# START OF Entries

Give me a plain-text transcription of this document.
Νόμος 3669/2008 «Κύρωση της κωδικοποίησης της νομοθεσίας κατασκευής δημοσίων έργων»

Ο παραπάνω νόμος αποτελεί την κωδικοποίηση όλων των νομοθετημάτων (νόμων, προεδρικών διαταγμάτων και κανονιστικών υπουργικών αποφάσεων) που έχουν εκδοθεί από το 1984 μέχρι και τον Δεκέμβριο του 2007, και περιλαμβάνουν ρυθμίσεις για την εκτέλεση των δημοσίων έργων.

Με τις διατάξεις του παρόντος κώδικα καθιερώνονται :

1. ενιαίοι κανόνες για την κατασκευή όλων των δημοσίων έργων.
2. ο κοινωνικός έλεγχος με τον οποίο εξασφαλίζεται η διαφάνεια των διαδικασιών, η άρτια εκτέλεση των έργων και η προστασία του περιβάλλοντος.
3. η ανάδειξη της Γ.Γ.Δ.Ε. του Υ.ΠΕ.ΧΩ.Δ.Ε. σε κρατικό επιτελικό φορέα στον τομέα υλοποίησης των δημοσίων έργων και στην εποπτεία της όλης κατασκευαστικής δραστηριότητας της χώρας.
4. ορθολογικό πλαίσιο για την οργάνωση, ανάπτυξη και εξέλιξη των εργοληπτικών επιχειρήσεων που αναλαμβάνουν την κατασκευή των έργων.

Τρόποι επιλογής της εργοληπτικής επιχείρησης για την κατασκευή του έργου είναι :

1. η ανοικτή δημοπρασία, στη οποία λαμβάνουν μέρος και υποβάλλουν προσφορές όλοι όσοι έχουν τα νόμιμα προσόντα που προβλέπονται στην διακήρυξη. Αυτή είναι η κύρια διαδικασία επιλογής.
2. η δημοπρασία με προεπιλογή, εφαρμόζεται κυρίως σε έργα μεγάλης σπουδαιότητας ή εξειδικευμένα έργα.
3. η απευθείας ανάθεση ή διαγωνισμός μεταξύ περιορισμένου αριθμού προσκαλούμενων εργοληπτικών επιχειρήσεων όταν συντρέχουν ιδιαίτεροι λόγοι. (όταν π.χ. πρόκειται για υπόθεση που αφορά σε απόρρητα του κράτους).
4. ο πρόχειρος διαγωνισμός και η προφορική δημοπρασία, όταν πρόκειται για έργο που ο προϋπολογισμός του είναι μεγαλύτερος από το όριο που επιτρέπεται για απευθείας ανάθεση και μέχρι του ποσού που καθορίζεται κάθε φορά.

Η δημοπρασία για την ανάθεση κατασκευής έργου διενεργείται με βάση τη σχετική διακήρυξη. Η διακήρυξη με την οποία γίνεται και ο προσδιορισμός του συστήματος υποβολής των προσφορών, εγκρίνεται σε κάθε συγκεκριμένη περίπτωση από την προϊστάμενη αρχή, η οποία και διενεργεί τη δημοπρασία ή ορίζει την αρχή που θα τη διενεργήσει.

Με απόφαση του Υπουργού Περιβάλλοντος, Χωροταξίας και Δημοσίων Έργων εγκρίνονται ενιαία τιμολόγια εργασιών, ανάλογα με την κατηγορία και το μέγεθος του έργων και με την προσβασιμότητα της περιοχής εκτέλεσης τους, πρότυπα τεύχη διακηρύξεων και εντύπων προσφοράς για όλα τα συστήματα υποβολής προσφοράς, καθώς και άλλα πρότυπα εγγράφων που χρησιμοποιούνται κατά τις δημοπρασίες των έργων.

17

# END OF Entries

Quote each line of the data above exactly as written.

§ Solution to the exercise:
Give me a plain-text transcription of this document.
Νόμος 3669/2008 «Κύρωση της κωδικοποίησης της νομοθεσίας κατασκευής δημοσίων έργων»

Ο παραπάνω νόμος αποτελεί την κωδικοποίηση όλων των νομοθετημάτων (νόμων, προεδρικών διαταγμάτων και κανονιστικών υπουργικών αποφάσεων) που έχουν εκδοθεί από το 1984 μέχρι και τον Δεκέμβριο του 2007, και περιλαμβάνουν ρυθμίσεις για την εκτέλεση των δημοσίων έργων.

Με τις διατάξεις του παρόντος κώδικα καθιερώνονται :

1. ενιαίοι κανόνες για την κατασκευή όλων των δημοσίων έργων.
2. ο κοινωνικός έλεγχος με τον οποίο εξασφαλίζεται η διαφάνεια των διαδικασιών, η άρτια εκτέλεση των έργων και η προστασία του περιβάλλοντος.
3. η ανάδειξη της Γ.Γ.Δ.Ε. του Υ.ΠΕ.ΧΩ.Δ.Ε. σε κρατικό επιτελικό φορέα στον τομέα υλοποίησης των δημοσίων έργων και στην εποπτεία της όλης κατασκευαστικής δραστηριότητας της χώρας.
4. ορθολογικό πλαίσιο για την οργάνωση, ανάπτυξη και εξέλιξη των εργοληπτικών επιχειρήσεων που αναλαμβάνουν την κατασκευή των έργων.

Τρόποι επιλογής της εργοληπτικής επιχείρησης για την κατασκευή του έργου είναι :

1. η ανοικτή δημοπρασία, στη οποία λαμβάνουν μέρος και υποβάλλουν προσφορές όλοι όσοι έχουν τα νόμιμα προσόντα που προβλέπονται στην διακήρυξη. Αυτή είναι η κύρια διαδικασία επιλογής.
2. η δημοπρασία με προεπιλογή, εφαρμόζεται κυρίως σε έργα μεγάλης σπουδαιότητας ή εξειδικευμένα έργα.
3. η απευθείας ανάθεση ή διαγωνισμός μεταξύ περιορισμένου αριθμού προσκαλούμενων εργοληπτικών επιχειρήσεων όταν συντρέχουν ιδιαίτεροι λόγοι. (όταν π.χ. πρόκειται για υπόθεση που αφορά σε απόρρητα του κράτους).
4. ο πρόχειρος διαγωνισμός και η προφορική δημοπρασία, όταν πρόκειται για έργο που ο προϋπολογισμός του είναι μεγαλύτερος από το όριο που επιτρέπεται για απευθείας ανάθεση και μέχρι του ποσού που καθορίζεται κάθε φορά.

Η δημοπρασία για την ανάθεση κατασκευής έργου διενεργείται με βάση τη σχετική διακήρυξη. Η διακήρυξη με την οποία γίνεται και ο προσδιορισμός του συστήματος υποβολής των προσφορών, εγκρίνεται σε κάθε συγκεκριμένη περίπτωση από την προϊστάμενη αρχή, η οποία και διενεργεί τη δημοπρασία ή ορίζει την αρχή που θα τη διενεργήσει.

Με απόφαση του Υπουργού Περιβάλλοντος, Χωροταξίας και Δημοσίων Έργων εγκρίνονται ενιαία τιμολόγια εργασιών, ανάλογα με την κατηγορία και το μέγεθος του έργων και με την προσβασιμότητα της περιοχής εκτέλεσης τους, πρότυπα τεύχη διακηρύξεων και εντύπων προσφοράς για όλα τα συστήματα υποβολής προσφοράς, καθώς και άλλα πρότυπα εγγράφων που χρησιμοποιούνται κατά τις δημοπρασίες των έργων.

17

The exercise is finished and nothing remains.